Aim:
Will you write out all the entries below exactly?

(Saved entries)
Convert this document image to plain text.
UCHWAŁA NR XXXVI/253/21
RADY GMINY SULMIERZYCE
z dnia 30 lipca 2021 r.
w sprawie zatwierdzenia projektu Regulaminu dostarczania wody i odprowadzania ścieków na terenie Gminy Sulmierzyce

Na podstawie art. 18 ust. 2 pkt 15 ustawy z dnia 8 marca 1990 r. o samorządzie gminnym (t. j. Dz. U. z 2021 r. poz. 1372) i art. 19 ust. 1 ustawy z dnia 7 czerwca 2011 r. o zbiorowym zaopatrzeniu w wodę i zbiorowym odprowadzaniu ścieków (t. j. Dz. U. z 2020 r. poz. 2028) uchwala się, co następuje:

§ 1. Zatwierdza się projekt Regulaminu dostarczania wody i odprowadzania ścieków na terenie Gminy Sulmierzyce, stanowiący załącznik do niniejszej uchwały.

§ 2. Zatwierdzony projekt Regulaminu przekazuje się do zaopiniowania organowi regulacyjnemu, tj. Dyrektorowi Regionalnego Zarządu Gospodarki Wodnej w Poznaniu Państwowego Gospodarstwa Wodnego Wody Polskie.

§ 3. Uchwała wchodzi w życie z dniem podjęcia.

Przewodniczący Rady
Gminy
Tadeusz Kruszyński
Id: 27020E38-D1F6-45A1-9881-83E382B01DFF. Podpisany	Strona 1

Reply to the task:
Convert this document image to plain text.
UCHWAŁA NR XXXVI/253/21
RADY GMINY SULMIERZYCE
z dnia 30 lipca 2021 r.
w sprawie zatwierdzenia projektu Regulaminu dostarczania wody i odprowadzania ścieków na terenie Gminy Sulmierzyce

Na podstawie art. 18 ust. 2 pkt 15 ustawy z dnia 8 marca 1990 r. o samorządzie gminnym (t. j. Dz. U. z 2021 r. poz. 1372) i art. 19 ust. 1 ustawy z dnia 7 czerwca 2011 r. o zbiorowym zaopatrzeniu w wodę i zbiorowym odprowadzaniu ścieków (t. j. Dz. U. z 2020 r. poz. 2028) uchwala się, co następuje:

§ 1. Zatwierdza się projekt Regulaminu dostarczania wody i odprowadzania ścieków na terenie Gminy Sulmierzyce, stanowiący załącznik do niniejszej uchwały.

§ 2. Zatwierdzony projekt Regulaminu przekazuje się do zaopiniowania organowi regulacyjnemu, tj. Dyrektorowi Regionalnego Zarządu Gospodarki Wodnej w Poznaniu Państwowego Gospodarstwa Wodnego Wody Polskie.

§ 3. Uchwała wchodzi w życie z dniem podjęcia.

Przewodniczący Rady
Gminy
Tadeusz Kruszyński
Id: 27020E38-D1F6-45A1-9881-83E382B01DFF. Podpisany	Strona 1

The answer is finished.